## Required work:
Out of the lines below, please list those that hold the string "hardware".

## Supplied entries:
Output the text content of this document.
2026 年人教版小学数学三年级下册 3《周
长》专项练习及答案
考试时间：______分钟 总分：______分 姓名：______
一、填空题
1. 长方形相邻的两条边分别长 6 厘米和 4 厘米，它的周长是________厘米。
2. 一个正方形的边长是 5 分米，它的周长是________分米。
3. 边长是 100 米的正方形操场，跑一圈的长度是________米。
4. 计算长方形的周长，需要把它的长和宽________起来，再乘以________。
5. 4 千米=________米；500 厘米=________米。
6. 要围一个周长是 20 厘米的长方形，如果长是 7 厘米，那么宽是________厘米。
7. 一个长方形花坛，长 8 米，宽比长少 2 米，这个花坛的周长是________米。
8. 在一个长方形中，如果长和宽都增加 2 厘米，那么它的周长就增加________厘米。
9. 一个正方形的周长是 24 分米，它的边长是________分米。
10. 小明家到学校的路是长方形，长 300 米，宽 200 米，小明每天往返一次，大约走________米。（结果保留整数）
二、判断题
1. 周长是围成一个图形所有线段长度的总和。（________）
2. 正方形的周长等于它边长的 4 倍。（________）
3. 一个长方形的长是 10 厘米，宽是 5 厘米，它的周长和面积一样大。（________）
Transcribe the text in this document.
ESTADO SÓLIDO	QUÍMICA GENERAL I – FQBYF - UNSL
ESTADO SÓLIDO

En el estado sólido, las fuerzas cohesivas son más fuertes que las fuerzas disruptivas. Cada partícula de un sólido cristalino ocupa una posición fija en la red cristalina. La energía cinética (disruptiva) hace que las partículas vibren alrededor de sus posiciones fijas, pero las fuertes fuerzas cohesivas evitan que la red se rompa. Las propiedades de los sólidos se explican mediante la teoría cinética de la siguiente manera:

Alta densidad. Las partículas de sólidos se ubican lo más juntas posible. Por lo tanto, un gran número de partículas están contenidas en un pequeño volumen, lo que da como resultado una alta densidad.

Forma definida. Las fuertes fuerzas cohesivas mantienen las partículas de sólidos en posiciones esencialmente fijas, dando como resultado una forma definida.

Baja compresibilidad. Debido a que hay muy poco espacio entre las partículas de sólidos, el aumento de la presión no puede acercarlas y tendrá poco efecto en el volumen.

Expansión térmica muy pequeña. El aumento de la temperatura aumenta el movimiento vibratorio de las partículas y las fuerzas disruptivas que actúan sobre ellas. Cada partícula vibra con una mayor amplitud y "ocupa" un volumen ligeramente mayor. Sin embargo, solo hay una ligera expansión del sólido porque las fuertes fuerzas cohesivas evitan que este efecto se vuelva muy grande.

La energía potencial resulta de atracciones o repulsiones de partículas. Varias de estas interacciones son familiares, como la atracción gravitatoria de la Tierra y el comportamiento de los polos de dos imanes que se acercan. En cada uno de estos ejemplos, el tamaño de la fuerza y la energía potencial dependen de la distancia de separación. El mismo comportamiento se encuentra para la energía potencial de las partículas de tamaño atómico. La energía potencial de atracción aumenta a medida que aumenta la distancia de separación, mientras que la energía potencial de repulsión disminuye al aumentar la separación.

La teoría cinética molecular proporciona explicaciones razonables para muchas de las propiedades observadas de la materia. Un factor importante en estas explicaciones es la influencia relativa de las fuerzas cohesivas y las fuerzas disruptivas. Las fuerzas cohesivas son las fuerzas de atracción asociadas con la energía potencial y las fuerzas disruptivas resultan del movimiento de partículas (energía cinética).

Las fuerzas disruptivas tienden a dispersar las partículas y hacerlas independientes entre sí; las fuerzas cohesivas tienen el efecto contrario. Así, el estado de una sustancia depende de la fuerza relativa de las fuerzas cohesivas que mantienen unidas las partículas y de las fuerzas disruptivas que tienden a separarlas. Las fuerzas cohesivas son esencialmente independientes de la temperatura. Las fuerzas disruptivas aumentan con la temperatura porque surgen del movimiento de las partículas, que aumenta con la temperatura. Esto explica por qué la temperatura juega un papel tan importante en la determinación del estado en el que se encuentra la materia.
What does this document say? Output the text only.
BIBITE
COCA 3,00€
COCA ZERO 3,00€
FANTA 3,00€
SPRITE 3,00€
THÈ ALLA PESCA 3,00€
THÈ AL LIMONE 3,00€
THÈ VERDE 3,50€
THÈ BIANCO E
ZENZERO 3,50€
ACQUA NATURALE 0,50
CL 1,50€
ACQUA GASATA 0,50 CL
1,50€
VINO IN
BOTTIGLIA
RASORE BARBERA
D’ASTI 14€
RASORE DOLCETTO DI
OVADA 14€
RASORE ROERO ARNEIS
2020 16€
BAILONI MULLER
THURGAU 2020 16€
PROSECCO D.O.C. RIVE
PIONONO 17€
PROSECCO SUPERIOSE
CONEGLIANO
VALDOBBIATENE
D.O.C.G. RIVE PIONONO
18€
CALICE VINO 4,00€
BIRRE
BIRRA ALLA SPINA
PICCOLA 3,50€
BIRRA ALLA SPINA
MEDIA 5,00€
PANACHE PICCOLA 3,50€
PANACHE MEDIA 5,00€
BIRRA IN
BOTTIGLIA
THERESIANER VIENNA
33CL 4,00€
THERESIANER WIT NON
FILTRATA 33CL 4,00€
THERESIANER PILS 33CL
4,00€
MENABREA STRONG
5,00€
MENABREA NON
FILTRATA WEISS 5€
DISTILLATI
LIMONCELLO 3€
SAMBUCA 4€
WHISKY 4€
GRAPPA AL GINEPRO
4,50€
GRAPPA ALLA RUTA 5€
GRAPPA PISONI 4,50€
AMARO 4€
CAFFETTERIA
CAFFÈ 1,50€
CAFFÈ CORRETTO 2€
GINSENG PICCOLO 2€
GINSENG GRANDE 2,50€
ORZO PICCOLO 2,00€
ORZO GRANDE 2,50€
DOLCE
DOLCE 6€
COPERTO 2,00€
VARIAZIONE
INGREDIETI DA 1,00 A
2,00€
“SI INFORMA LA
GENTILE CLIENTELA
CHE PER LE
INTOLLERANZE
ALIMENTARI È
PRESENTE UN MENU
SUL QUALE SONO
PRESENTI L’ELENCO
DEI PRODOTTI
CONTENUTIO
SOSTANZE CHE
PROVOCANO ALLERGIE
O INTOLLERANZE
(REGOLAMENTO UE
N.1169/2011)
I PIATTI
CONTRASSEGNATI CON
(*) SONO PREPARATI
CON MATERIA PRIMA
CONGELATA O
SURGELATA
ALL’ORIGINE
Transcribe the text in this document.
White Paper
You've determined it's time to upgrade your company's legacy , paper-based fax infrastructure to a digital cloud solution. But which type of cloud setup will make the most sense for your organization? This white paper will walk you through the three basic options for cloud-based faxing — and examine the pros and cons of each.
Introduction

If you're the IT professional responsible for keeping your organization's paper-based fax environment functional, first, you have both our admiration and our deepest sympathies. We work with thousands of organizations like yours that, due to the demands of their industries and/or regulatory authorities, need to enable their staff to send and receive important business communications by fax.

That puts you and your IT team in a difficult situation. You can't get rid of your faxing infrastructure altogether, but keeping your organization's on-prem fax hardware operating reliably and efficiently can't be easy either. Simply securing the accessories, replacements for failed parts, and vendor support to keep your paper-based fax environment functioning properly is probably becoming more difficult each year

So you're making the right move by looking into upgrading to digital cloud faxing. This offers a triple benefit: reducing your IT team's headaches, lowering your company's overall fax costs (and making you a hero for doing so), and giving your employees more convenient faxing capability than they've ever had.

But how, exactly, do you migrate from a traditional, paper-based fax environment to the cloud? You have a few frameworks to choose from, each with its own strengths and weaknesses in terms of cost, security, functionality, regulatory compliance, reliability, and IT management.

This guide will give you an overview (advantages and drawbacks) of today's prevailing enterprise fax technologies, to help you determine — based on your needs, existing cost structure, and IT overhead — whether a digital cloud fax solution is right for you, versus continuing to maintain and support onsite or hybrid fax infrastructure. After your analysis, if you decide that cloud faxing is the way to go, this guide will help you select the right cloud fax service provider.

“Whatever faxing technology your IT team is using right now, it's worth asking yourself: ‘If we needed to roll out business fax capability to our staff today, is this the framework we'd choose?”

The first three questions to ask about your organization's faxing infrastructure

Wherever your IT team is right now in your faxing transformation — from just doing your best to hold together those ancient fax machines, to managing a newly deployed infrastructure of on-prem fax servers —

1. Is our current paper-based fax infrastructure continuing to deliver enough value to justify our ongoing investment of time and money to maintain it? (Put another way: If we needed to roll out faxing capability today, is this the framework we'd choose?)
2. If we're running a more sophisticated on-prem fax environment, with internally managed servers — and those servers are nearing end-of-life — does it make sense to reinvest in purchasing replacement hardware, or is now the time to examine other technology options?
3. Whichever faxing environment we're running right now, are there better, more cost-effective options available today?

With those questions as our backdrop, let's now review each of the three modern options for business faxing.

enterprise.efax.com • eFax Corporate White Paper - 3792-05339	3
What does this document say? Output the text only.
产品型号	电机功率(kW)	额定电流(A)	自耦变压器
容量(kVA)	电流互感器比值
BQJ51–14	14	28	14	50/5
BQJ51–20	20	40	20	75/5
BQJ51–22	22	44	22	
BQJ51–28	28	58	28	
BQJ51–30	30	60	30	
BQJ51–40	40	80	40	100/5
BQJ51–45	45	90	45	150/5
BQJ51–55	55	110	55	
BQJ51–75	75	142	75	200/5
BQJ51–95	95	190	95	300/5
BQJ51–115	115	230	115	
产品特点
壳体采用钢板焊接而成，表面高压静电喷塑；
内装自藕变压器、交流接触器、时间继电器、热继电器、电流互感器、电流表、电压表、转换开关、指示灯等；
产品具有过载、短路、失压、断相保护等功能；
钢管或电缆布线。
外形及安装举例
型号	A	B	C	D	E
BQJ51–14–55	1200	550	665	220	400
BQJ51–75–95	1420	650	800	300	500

## Task answer:
That puts you and your IT team in a difficult situation. You can't get rid of your faxing infrastructure altogether, but keeping your organization's on-prem fax hardware operating reliably and efficiently can't be easy either. Simply securing the accessories, replacements for failed parts, and vendor support to keep your paper-based fax environment functioning properly is probably becoming more difficult each year
2. If we're running a more sophisticated on-prem fax environment, with internally managed servers — and those servers are nearing end-of-life — does it make sense to reinvest in purchasing replacement hardware, or is now the time to examine other technology options?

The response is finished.